Items from a figure collection
⁂

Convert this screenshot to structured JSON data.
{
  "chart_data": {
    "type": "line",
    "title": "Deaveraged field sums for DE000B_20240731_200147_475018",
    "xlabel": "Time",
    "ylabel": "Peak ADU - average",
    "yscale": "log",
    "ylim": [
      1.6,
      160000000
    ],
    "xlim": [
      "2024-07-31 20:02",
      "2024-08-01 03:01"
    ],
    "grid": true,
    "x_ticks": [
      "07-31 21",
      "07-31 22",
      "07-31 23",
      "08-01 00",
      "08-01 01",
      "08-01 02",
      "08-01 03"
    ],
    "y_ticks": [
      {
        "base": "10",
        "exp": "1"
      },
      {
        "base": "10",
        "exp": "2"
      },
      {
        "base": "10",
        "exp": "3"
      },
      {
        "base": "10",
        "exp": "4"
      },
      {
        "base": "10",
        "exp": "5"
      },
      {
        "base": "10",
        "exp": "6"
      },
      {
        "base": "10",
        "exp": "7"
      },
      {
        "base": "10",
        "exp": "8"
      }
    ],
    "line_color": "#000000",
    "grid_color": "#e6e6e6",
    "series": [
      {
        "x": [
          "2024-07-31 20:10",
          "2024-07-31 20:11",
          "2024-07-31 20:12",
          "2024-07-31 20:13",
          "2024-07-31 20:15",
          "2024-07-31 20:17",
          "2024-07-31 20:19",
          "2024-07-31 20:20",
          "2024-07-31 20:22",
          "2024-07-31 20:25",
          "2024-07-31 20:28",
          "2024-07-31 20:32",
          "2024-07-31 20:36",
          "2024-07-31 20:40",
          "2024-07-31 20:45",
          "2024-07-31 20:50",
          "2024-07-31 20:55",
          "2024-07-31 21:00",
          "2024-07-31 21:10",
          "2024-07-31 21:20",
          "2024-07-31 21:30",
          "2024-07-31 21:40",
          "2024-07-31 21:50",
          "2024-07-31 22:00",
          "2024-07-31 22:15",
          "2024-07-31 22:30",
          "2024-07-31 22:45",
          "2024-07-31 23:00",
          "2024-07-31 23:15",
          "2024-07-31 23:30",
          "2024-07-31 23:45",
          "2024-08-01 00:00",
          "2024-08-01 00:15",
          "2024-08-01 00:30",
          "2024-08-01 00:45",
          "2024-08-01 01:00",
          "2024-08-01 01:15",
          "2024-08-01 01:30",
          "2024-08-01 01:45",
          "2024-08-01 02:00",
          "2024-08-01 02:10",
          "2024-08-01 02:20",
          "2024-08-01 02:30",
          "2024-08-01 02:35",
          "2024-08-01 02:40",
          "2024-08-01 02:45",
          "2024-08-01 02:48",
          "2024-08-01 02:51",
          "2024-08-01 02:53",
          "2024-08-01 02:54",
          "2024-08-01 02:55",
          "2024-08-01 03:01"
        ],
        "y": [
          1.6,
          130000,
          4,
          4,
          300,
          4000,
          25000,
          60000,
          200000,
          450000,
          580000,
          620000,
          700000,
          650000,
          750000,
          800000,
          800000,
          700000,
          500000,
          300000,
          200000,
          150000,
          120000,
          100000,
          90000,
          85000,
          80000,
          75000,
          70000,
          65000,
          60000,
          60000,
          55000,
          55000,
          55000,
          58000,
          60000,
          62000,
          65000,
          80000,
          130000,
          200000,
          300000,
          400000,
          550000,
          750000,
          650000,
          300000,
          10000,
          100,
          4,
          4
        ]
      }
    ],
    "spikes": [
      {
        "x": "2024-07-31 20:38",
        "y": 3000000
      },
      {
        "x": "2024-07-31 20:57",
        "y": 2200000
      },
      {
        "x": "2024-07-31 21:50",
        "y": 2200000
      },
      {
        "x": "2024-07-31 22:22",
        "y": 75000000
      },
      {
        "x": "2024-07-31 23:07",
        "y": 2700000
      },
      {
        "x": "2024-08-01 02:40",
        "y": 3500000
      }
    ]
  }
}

⁂

▶ Directive
Your task is to transcribe the material exactly.

▶ Task answer
Convert this screenshot to structured JSON data.
{
  "chart_data": {
    "type": "line",
    "title": "Deaveraged field sums for DE000B_20240731_200147_475018",
    "xlabel": "Time",
    "ylabel": "Peak ADU - average",
    "yscale": "log",
    "ylim": [
      1.6,
      160000000
    ],
    "xlim": [
      "2024-07-31 20:02",
      "2024-08-01 03:01"
    ],
    "grid": true,
    "x_ticks": [
      "07-31 21",
      "07-31 22",
      "07-31 23",
      "08-01 00",
      "08-01 01",
      "08-01 02",
      "08-01 03"
    ],
    "y_ticks": [
      {
        "base": "10",
        "exp": "1"
      },
      {
        "base": "10",
        "exp": "2"
      },
      {
        "base": "10",
        "exp": "3"
      },
      {
        "base": "10",
        "exp": "4"
      },
      {
        "base": "10",
        "exp": "5"
      },
      {
        "base": "10",
        "exp": "6"
      },
      {
        "base": "10",
        "exp": "7"
      },
      {
        "base": "10",
        "exp": "8"
      }
    ],
    "line_color": "#000000",
    "grid_color": "#e6e6e6",
    "series": [
      {
        "x": [
          "2024-07-31 20:10",
          "2024-07-31 20:11",
          "2024-07-31 20:12",
          "2024-07-31 20:13",
          "2024-07-31 20:15",
          "2024-07-31 20:17",
          "2024-07-31 20:19",
          "2024-07-31 20:20",
          "2024-07-31 20:22",
          "2024-07-31 20:25",
          "2024-07-31 20:28",
          "2024-07-31 20:32",
          "2024-07-31 20:36",
          "2024-07-31 20:40",
          "2024-07-31 20:45",
          "2024-07-31 20:50",
          "2024-07-31 20:55",
          "2024-07-31 21:00",
          "2024-07-31 21:10",
          "2024-07-31 21:20",
          "2024-07-31 21:30",
          "2024-07-31 21:40",
          "2024-07-31 21:50",
          "2024-07-31 22:00",
          "2024-07-31 22:15",
          "2024-07-31 22:30",
          "2024-07-31 22:45",
          "2024-07-31 23:00",
          "2024-07-31 23:15",
          "2024-07-31 23:30",
          "2024-07-31 23:45",
          "2024-08-01 00:00",
          "2024-08-01 00:15",
          "2024-08-01 00:30",
          "2024-08-01 00:45",
          "2024-08-01 01:00",
          "2024-08-01 01:15",
          "2024-08-01 01:30",
          "2024-08-01 01:45",
          "2024-08-01 02:00",
          "2024-08-01 02:10",
          "2024-08-01 02:20",
          "2024-08-01 02:30",
          "2024-08-01 02:35",
          "2024-08-01 02:40",
          "2024-08-01 02:45",
          "2024-08-01 02:48",
          "2024-08-01 02:51",
          "2024-08-01 02:53",
          "2024-08-01 02:54",
          "2024-08-01 02:55",
          "2024-08-01 03:01"
        ],
        "y": [
          1.6,
          130000,
          4,
          4,
          300,
          4000,
          25000,
          60000,
          200000,
          450000,
          580000,
          620000,
          700000,
          650000,
          750000,
          800000,
          800000,
          700000,
          500000,
          300000,
          200000,
          150000,
          120000,
          100000,
          90000,
          85000,
          80000,
          75000,
          70000,
          65000,
          60000,
          60000,
          55000,
          55000,
          55000,
          58000,
          60000,
          62000,
          65000,
          80000,
          130000,
          200000,
          300000,
          400000,
          550000,
          750000,
          650000,
          300000,
          10000,
          100,
          4,
          4
        ]
      }
    ],
    "spikes": [
      {
        "x": "2024-07-31 20:38",
        "y": 3000000
      },
      {
        "x": "2024-07-31 20:57",
        "y": 2200000
      },
      {
        "x": "2024-07-31 21:50",
        "y": 2200000
      },
      {
        "x": "2024-07-31 22:22",
        "y": 75000000
      },
      {
        "x": "2024-07-31 23:07",
        "y": 2700000
      },
      {
        "x": "2024-08-01 02:40",
        "y": 3500000
      }
    ]
  }
}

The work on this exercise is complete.